** Exercise details **
Determine the number of lines in the data that include the word "ssid", and write only that number.

** Dataset items **
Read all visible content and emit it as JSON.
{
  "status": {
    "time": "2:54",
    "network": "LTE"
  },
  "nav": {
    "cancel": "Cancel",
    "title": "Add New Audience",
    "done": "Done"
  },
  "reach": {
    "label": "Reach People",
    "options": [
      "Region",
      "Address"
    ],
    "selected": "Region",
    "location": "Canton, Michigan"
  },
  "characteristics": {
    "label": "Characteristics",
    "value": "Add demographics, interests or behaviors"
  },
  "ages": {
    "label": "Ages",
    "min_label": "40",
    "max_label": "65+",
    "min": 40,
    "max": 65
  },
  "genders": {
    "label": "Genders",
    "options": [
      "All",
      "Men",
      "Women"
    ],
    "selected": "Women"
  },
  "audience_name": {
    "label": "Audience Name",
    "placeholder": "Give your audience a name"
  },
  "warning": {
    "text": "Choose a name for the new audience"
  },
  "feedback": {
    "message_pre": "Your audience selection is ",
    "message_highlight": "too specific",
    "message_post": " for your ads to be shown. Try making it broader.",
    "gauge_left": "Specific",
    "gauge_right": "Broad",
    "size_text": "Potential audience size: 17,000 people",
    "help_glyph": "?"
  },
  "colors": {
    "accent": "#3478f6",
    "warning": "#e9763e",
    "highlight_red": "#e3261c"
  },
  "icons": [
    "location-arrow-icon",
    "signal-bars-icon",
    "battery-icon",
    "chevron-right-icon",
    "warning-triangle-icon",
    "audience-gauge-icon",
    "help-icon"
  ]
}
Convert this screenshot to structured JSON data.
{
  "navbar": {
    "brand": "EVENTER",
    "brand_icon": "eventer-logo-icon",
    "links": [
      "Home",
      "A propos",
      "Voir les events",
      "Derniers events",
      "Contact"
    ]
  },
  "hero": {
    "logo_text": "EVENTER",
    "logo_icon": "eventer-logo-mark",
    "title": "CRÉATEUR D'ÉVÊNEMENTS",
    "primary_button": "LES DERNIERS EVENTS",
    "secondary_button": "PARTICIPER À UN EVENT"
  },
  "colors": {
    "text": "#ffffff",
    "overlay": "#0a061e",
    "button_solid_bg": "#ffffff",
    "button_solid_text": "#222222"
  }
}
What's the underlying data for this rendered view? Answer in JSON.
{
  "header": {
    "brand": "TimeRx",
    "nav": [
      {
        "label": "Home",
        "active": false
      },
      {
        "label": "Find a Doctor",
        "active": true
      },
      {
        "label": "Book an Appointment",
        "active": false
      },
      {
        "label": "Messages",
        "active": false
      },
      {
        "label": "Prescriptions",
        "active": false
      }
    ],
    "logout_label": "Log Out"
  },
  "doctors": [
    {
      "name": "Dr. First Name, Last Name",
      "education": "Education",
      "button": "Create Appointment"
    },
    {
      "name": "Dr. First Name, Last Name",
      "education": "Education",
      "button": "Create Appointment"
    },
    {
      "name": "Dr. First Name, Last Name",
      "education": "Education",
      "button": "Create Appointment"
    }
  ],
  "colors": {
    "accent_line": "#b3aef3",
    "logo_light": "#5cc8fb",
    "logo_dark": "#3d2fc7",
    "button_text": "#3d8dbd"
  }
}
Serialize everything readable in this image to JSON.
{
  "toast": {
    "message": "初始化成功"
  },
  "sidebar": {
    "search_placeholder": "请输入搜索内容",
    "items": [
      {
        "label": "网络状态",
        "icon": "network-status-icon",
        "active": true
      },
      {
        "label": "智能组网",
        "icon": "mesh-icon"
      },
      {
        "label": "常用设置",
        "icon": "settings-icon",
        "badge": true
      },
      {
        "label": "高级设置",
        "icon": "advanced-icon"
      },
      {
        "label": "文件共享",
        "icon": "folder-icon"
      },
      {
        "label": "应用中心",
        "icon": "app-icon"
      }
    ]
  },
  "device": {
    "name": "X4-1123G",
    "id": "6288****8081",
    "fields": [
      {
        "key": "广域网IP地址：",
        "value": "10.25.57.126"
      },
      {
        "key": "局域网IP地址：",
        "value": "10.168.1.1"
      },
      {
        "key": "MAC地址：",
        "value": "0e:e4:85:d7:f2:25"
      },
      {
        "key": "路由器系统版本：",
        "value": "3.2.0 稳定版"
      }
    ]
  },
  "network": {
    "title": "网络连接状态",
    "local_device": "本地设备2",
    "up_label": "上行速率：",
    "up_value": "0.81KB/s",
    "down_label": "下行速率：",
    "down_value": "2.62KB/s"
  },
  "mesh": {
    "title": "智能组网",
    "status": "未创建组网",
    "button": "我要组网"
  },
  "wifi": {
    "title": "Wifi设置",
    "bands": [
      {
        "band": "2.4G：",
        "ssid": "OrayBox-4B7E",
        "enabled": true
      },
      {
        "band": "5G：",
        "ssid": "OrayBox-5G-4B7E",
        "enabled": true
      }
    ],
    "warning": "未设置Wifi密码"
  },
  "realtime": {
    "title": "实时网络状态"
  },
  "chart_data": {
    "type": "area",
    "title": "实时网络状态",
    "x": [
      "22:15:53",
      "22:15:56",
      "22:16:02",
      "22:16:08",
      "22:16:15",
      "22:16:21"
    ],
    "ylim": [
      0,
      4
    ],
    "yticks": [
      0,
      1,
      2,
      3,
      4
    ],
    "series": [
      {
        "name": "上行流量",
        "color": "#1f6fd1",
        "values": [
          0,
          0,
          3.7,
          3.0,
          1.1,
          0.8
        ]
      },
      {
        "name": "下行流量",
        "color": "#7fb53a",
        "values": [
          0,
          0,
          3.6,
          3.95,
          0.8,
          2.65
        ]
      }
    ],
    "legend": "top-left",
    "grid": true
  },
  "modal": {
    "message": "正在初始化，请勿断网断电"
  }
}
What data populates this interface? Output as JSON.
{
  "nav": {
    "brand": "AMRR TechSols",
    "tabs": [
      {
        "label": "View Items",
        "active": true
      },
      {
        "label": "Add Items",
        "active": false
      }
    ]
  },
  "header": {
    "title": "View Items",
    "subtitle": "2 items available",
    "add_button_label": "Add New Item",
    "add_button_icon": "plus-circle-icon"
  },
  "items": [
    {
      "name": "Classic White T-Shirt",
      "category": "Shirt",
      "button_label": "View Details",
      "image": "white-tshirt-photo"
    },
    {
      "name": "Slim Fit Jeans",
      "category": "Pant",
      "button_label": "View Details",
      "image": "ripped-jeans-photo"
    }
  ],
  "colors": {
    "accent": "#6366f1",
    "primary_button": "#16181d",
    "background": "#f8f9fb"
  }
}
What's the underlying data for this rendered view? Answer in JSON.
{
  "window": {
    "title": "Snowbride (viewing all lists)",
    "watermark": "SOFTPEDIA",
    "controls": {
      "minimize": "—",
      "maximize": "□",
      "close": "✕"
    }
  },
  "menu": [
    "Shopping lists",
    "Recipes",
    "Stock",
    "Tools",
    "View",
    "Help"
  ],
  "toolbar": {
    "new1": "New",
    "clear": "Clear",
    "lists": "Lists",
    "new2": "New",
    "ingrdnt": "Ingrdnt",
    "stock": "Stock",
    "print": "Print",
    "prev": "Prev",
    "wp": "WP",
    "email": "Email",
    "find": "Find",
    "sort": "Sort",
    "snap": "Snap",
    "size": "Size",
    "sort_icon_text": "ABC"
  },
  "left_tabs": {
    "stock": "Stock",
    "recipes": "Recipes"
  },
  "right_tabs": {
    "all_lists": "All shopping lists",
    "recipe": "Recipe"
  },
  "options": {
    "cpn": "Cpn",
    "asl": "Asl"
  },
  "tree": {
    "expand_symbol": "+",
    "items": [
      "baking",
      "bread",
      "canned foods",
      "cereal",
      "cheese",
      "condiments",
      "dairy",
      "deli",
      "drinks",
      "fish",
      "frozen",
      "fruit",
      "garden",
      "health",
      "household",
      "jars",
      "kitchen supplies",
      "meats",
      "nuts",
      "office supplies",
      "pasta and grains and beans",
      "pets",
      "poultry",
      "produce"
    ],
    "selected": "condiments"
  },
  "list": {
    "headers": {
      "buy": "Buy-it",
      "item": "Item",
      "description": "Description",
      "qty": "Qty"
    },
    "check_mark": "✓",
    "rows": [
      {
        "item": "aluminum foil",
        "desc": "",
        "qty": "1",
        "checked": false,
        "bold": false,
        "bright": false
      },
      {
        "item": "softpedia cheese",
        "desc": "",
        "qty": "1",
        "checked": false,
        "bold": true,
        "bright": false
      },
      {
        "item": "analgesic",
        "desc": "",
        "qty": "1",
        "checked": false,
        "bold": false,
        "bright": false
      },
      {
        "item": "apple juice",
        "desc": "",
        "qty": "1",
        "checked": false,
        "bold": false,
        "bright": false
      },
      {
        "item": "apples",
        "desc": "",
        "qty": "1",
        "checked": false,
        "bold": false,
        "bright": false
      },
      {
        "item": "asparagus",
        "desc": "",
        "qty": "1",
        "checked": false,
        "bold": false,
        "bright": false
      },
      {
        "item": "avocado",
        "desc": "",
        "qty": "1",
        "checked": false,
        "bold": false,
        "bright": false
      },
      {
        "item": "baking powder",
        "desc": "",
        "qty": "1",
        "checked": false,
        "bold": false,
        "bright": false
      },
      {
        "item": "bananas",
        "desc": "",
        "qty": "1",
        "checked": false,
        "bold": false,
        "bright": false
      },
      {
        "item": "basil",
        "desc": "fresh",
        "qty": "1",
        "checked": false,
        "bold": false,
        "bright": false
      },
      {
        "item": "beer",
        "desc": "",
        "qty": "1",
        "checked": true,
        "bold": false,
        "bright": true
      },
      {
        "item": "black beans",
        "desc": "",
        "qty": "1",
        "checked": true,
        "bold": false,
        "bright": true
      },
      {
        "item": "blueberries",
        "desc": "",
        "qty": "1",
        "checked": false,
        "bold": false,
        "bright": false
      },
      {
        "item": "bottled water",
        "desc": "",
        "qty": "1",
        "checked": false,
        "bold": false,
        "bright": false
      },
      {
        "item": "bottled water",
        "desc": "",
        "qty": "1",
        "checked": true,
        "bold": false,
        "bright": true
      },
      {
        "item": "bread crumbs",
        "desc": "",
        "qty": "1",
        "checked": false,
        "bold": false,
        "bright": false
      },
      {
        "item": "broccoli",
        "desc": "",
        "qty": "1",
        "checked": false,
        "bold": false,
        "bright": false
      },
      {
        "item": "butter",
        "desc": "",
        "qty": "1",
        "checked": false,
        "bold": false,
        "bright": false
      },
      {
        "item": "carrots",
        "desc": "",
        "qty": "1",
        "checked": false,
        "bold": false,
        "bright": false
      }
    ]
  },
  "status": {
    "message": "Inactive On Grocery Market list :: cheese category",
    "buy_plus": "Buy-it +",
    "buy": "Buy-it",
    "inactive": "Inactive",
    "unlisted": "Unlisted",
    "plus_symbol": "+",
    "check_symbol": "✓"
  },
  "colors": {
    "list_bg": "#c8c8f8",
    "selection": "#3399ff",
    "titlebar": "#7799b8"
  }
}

** Response for this exercise **
2